Render as a JSON list of strings, one per line with blank lines omitted, the records from the line with "logo-mark bbox=[51, 18, 134, 84]" up to and including the line with "cart-count-badge: 2 bbox=[1788, 49, 1796, 62]".

** BEGIN DATASET ROWS **

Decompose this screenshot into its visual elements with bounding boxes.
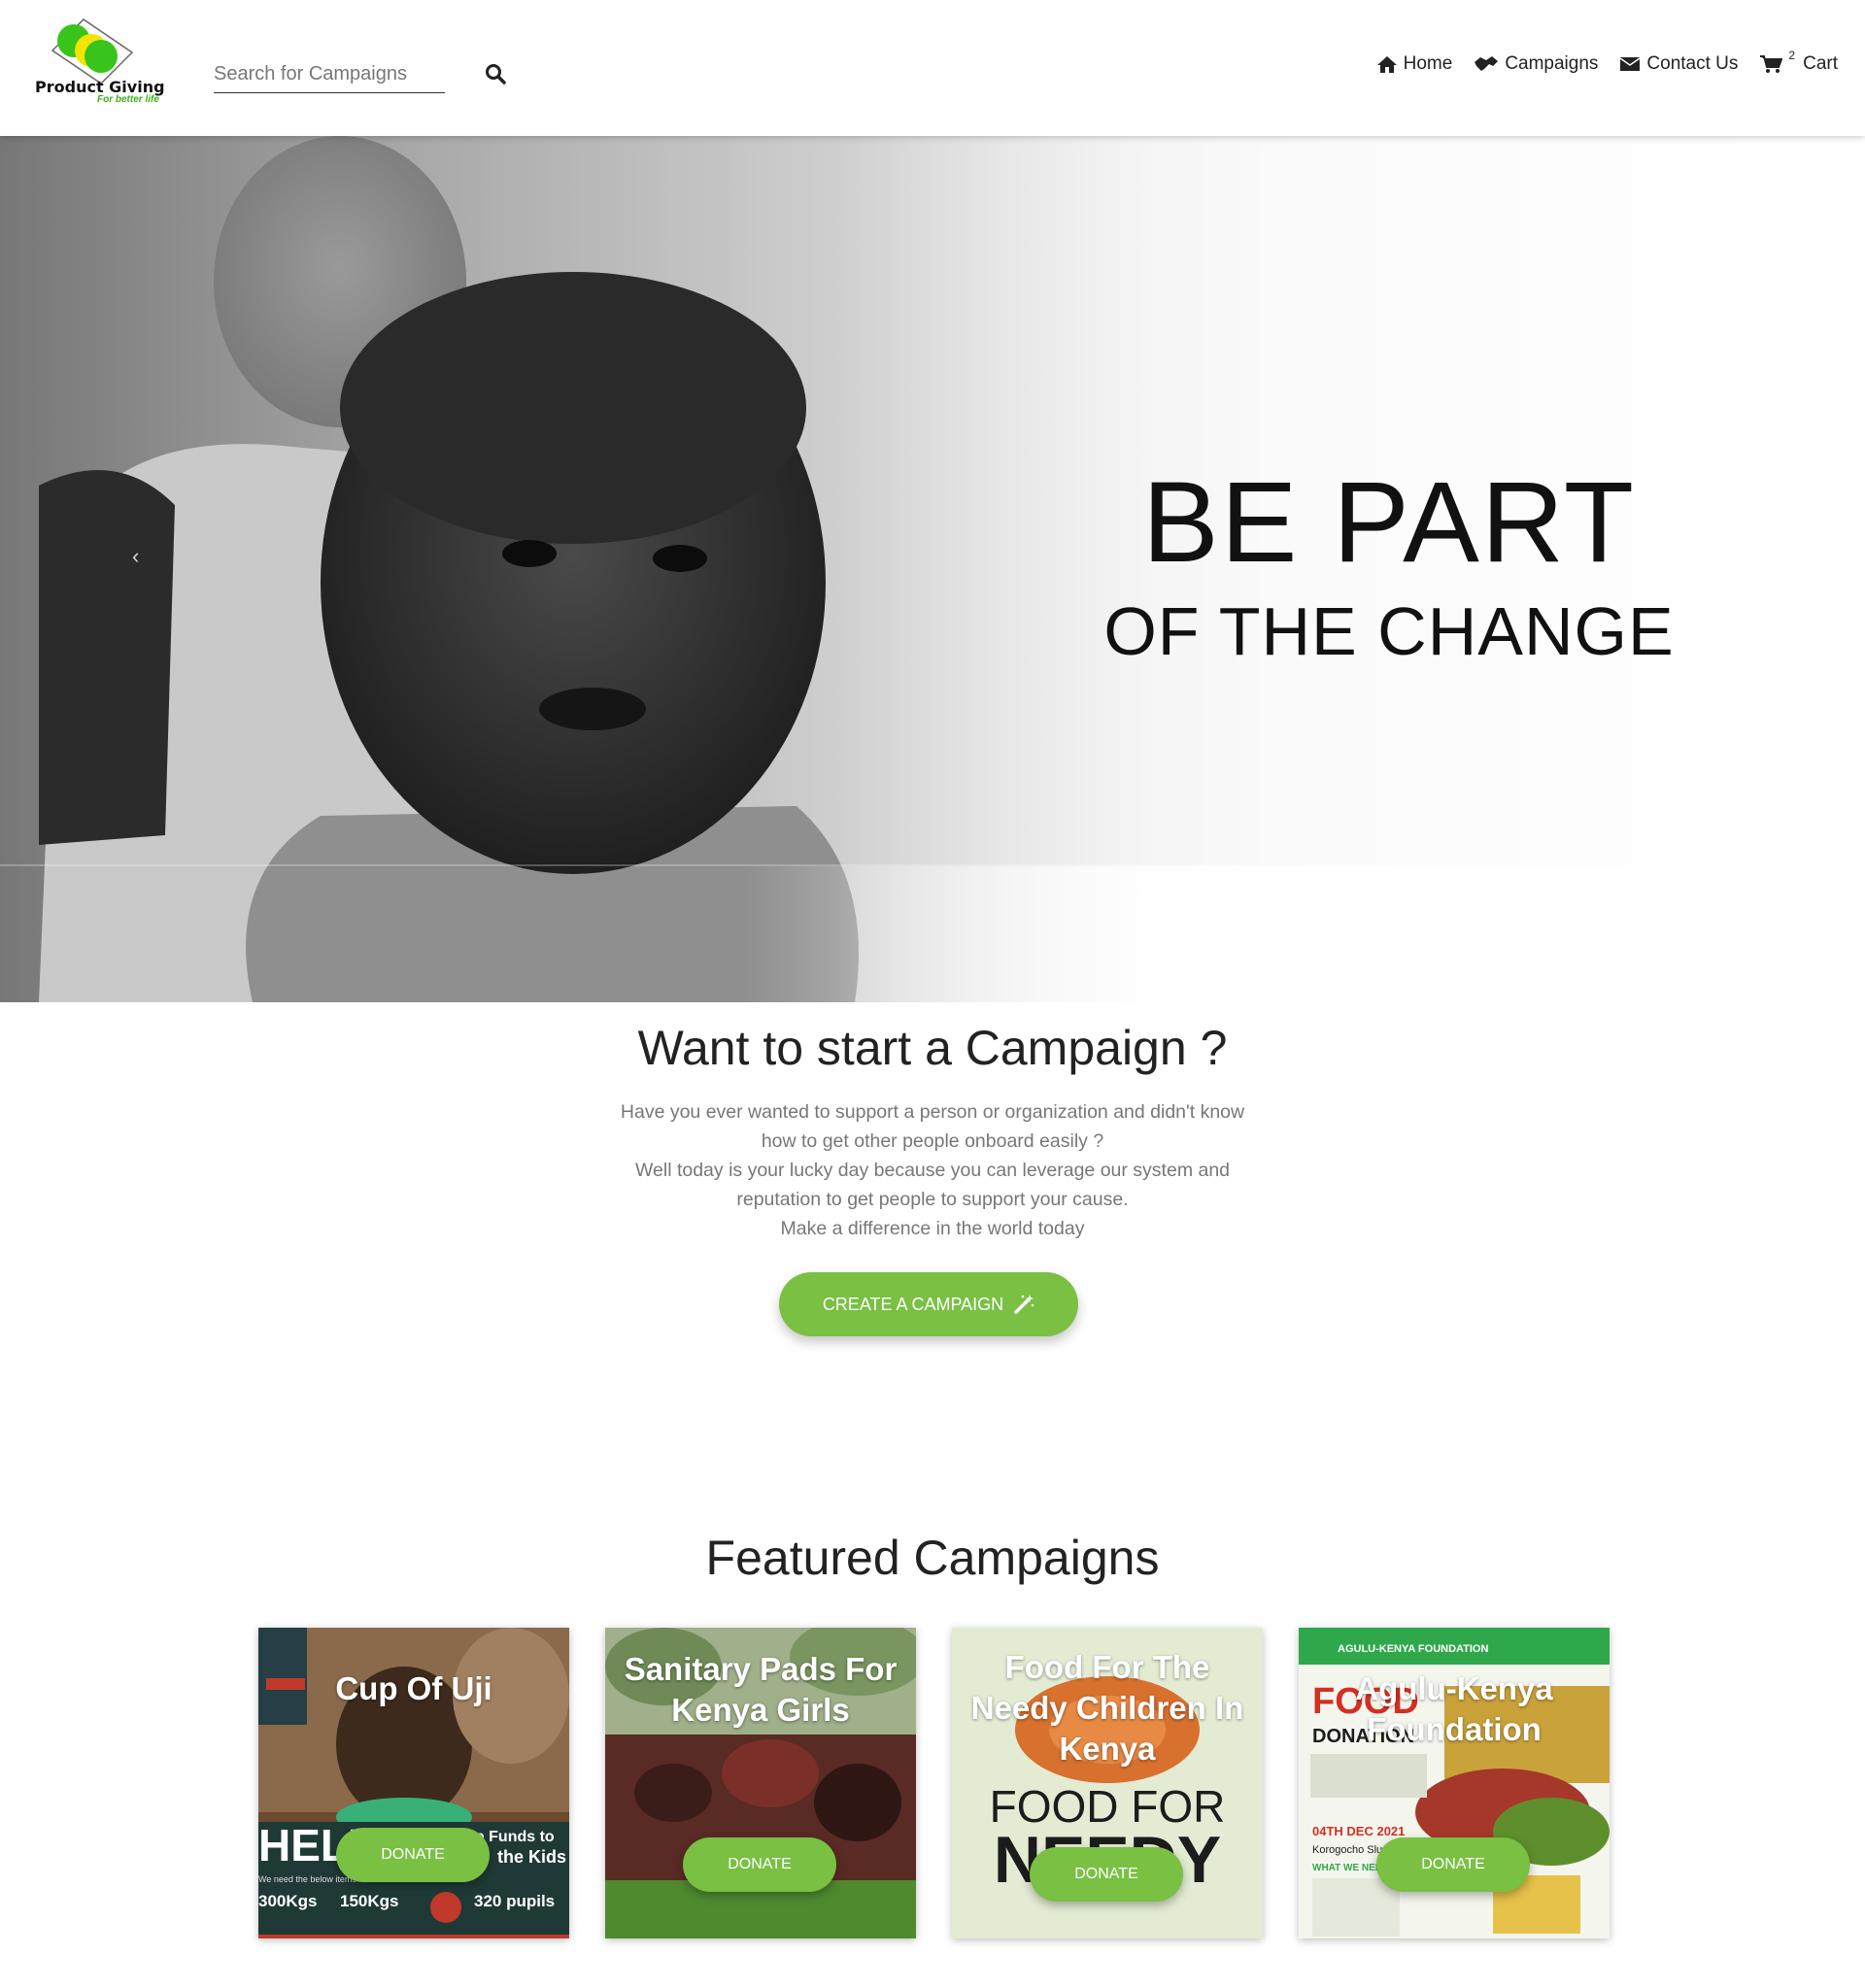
logo-mark bbox=[51, 18, 134, 84]
start-line-1: Have you ever wanted to support a person… bbox=[620, 1101, 1245, 1123]
poster-header: AGULU-KENYA FOUNDATION bbox=[1338, 1643, 1488, 1655]
start-line-3: Well today is your lucky day because you… bbox=[634, 1160, 1231, 1181]
hero-banner: BE PART OF THE CHANGE ‹ bbox=[0, 136, 1865, 1002]
cart-count-badge: 2 bbox=[1788, 49, 1796, 62]
nav-campaigns[interactable]: Campaigns bbox=[1474, 53, 1598, 75]
cart-icon bbox=[1760, 55, 1783, 73]
start-campaign-text: Have you ever wanted to support a person… bbox=[593, 1097, 1272, 1243]
nav-cart-label: Cart bbox=[1803, 53, 1838, 74]
campaign-title: Cup Of Uji bbox=[335, 1670, 492, 1706]
campaign-card-agulu-kenya[interactable]: AGULU-KENYA FOUNDATION FOOD DONATION 04T… bbox=[1299, 1628, 1610, 1938]
envelope-icon bbox=[1619, 57, 1641, 71]
poster-item-2: 150Kgs bbox=[340, 1892, 398, 1910]
handshake-icon bbox=[1475, 56, 1499, 71]
nav-campaigns-label: Campaigns bbox=[1505, 53, 1599, 74]
featured-title: Featured Campaigns bbox=[705, 1531, 1160, 1585]
donate-button[interactable]: Donate bbox=[1376, 1837, 1530, 1892]
campaign-title: Agulu-Kenya Foundation bbox=[1355, 1670, 1553, 1747]
magic-wand-icon bbox=[1014, 1295, 1034, 1314]
hero-subtitle: OF THE CHANGE bbox=[1103, 593, 1675, 669]
campaign-title: Food For The Needy Children In Kenya bbox=[970, 1649, 1244, 1767]
donate-button[interactable]: Donate bbox=[1030, 1847, 1183, 1902]
campaign-card-cup-of-uji[interactable]: HELP US Raise Funds to the Kids We need … bbox=[258, 1628, 569, 1938]
create-campaign-label: Create a campaign bbox=[822, 1294, 1004, 1314]
home-icon bbox=[1376, 56, 1397, 73]
poster-date: 04TH DEC 2021 bbox=[1312, 1824, 1405, 1838]
search-icon bbox=[486, 64, 506, 84]
poster-item-3: 320 pupils bbox=[474, 1892, 555, 1910]
poster-need-text: We need the below items bbox=[258, 1874, 356, 1884]
carousel-prev-icon[interactable]: ‹ bbox=[132, 544, 157, 569]
search-input[interactable] bbox=[214, 56, 445, 93]
start-line-2: how to get other people onboard easily ? bbox=[761, 1130, 1104, 1152]
poster-item-1: 300Kgs bbox=[258, 1892, 317, 1910]
hero-fade bbox=[0, 866, 1865, 1002]
nav-home[interactable]: Home bbox=[1376, 53, 1453, 75]
donate-button[interactable]: Donate bbox=[683, 1837, 836, 1892]
main-nav: Home Campaigns Contact Us 2 Cart bbox=[1376, 49, 1838, 75]
nav-home-label: Home bbox=[1403, 53, 1453, 74]
hero-title: BE PART bbox=[1141, 458, 1636, 587]
start-line-5: Make a difference in the world today bbox=[780, 1218, 1085, 1239]
poster-side-text-2: the Kids bbox=[497, 1847, 566, 1867]
campaign-title: Sanitary Pads For Kenya Girls bbox=[624, 1651, 898, 1728]
nav-contact[interactable]: Contact Us bbox=[1619, 53, 1738, 75]
logo[interactable]: Product Giving For better life bbox=[35, 16, 181, 109]
donate-button[interactable]: Donate bbox=[336, 1828, 490, 1882]
nav-cart[interactable]: 2 Cart bbox=[1759, 49, 1838, 75]
campaign-card-food-needy[interactable]: FOOD FOR NEEDY Food For The Needy Childr… bbox=[952, 1628, 1263, 1938]
campaign-card-sanitary-pads[interactable]: Sanitary Pads For Kenya Girls Donate bbox=[605, 1628, 916, 1938]
start-campaign-title: Want to start a Campaign ? bbox=[637, 1021, 1228, 1075]
create-campaign-button[interactable]: Create a campaign bbox=[779, 1272, 1078, 1336]
search-button[interactable] bbox=[484, 62, 511, 89]
nav-contact-label: Contact Us bbox=[1646, 53, 1739, 74]
start-line-4: reputation to get people to support your… bbox=[736, 1189, 1129, 1210]
site-header: Product Giving For better life Home Camp… bbox=[0, 0, 1865, 136]
logo-tagline: For better life bbox=[97, 94, 159, 105]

** END DATASET ROWS **

→ **SOLUTION TO THIS TASK**:
[
  "logo-mark bbox=[51, 18, 134, 84]",
  "start-line-1: Have you ever wanted to support a person… bbox=[620, 1101, 1245, 1123]",
  "poster-header: AGULU-KENYA FOUNDATION bbox=[1338, 1643, 1488, 1655]",
  "start-line-3: Well today is your lucky day because you… bbox=[634, 1160, 1231, 1181]",
  "hero-banner: BE PART OF THE CHANGE ‹ bbox=[0, 136, 1865, 1002]",
  "cart-count-badge: 2 bbox=[1788, 49, 1796, 62]"
]